In the book review below, which Harlequin line did the reviewer decide to read first?

-- Start of Extract --

Book Links for this Review:
Captivate Me, by Kira Sinclair
I’m trying to alternate reviews of past/classic titles with more recent publications, so I’m not always behind the pack. That, and the fact that I’d never read any Harlequin titles and was curious about some of their series, prompted me to buy the March 2014 bundles in Harlequin’s Blaze, Presents, and Superromance lines. Because some heat would be nice during the (hopefully) final days of The Winter That Will Not End, I decided to start with the Blaze line. This review is for the first novel in the bundle: Captivate Me, by Kira Sinclair.
First, a gripe about format. I don’t know whether this is a feature of the bundles only or is also in the individual titles, or maybe it’s just a Kindle thing, but I found it somewhat irritating that it took so damned long to get to the actual novel! There’s an intro blurb, a short scene that I thought was actually the start of the story... but no, wait, here’s a title page! And then an About the Author Page! I guess it’s an e-reader thing, since if I’d had a paper version I would just have flipped past those pages. Anyway, on to our story.

-- End of Extract --
-- Start of Dataset excerpt --

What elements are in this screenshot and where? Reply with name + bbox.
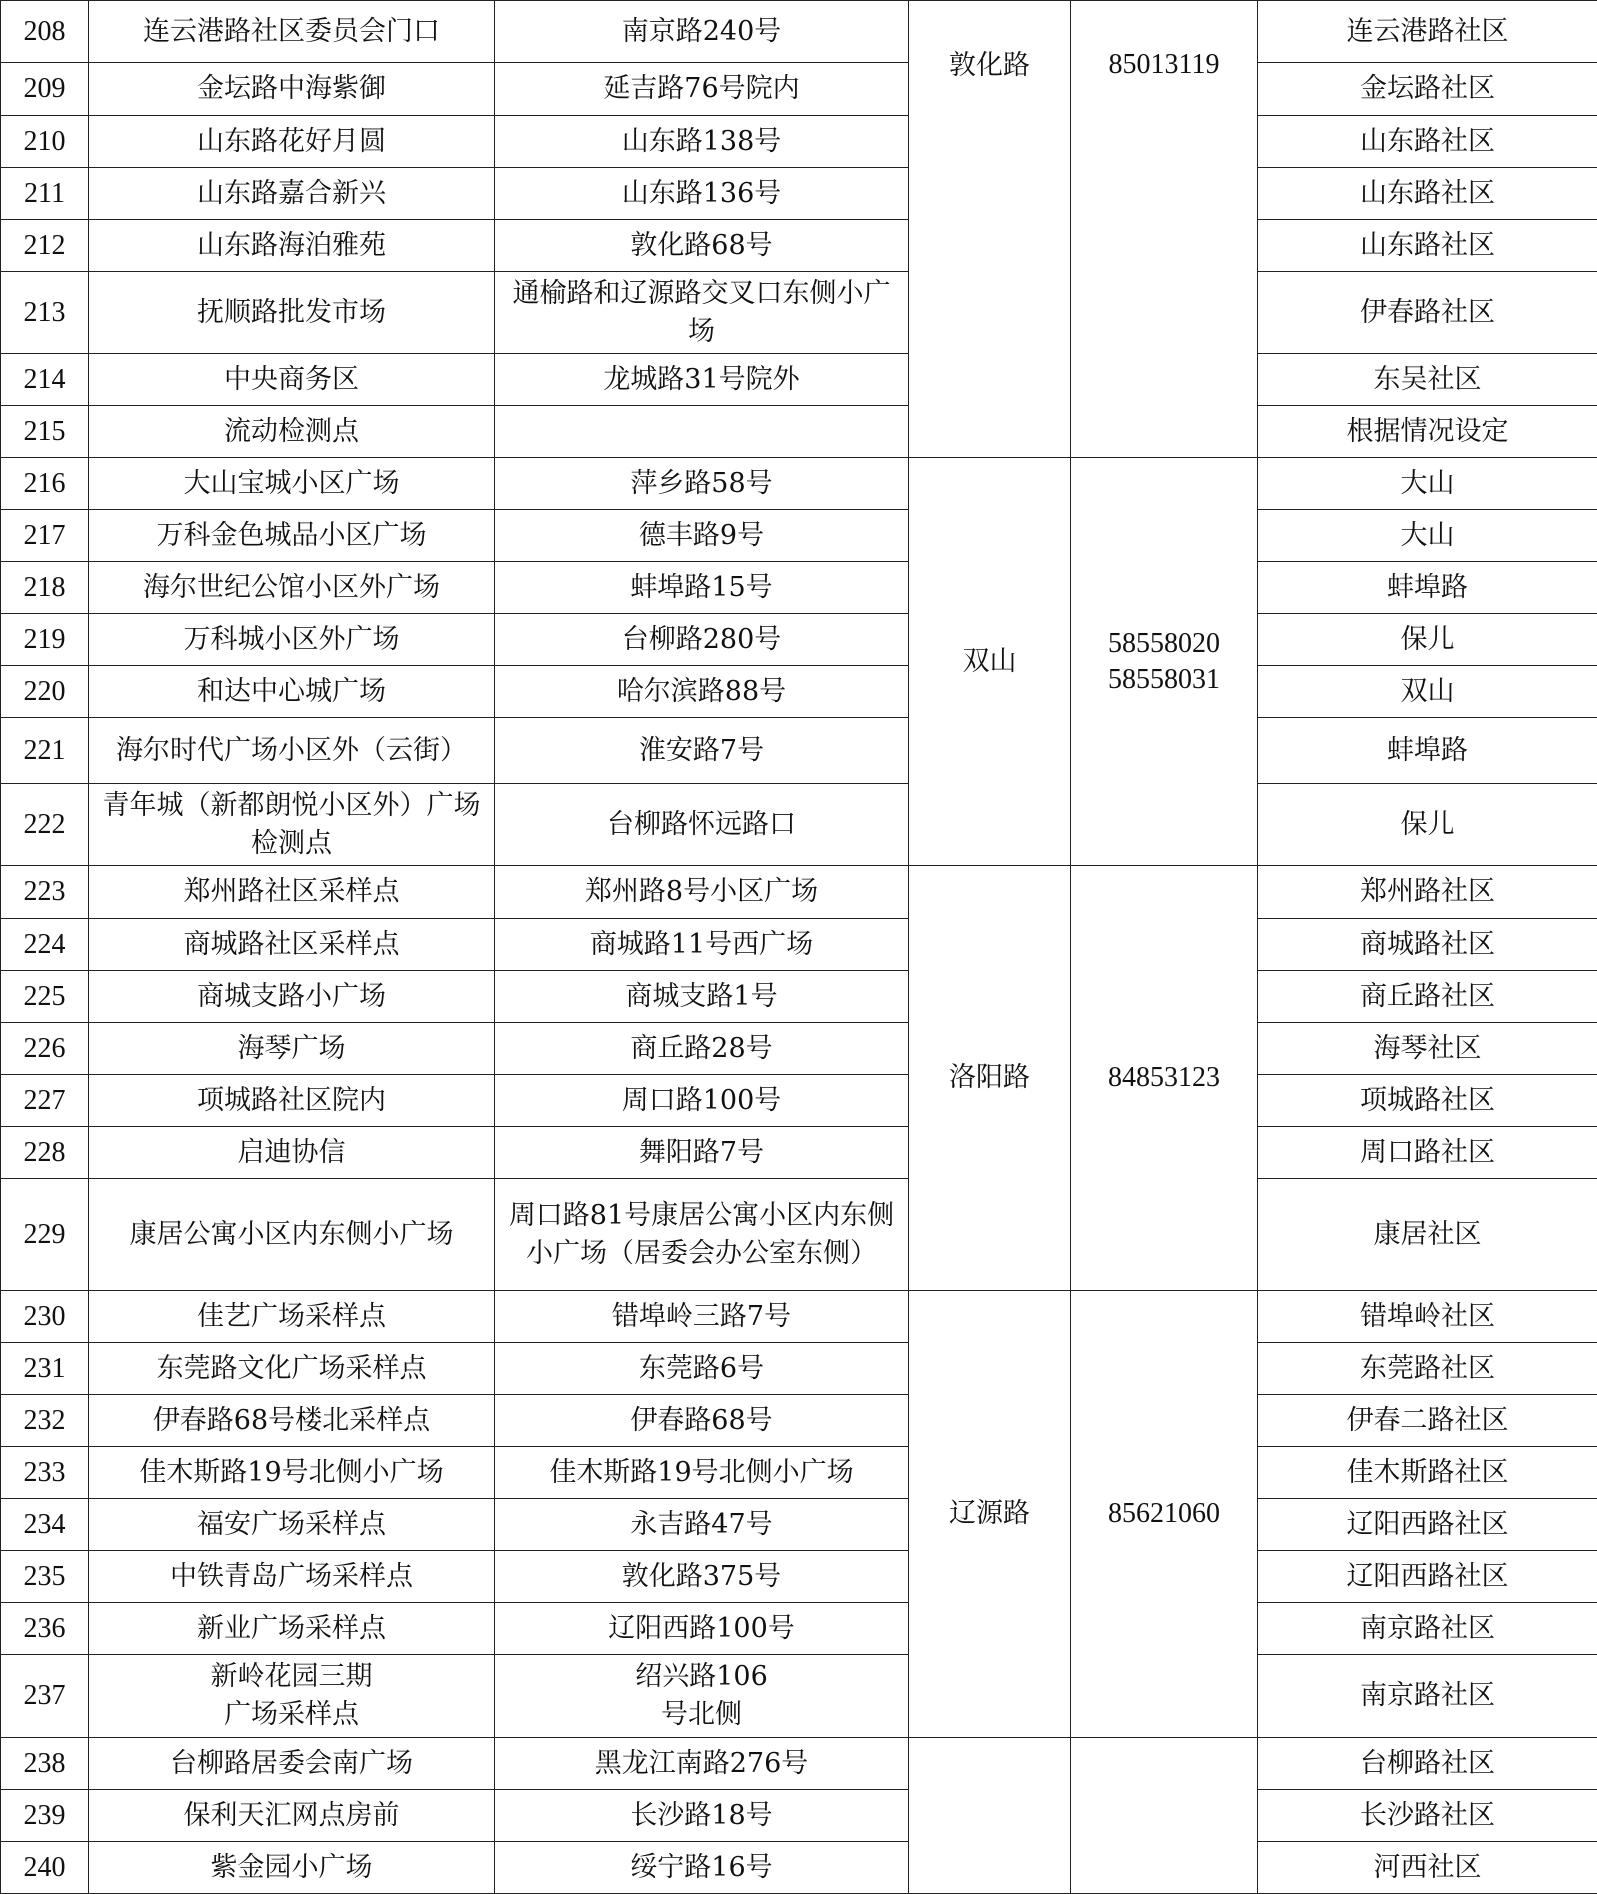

-- End of Dataset excerpt --

> Result: The Blaze line.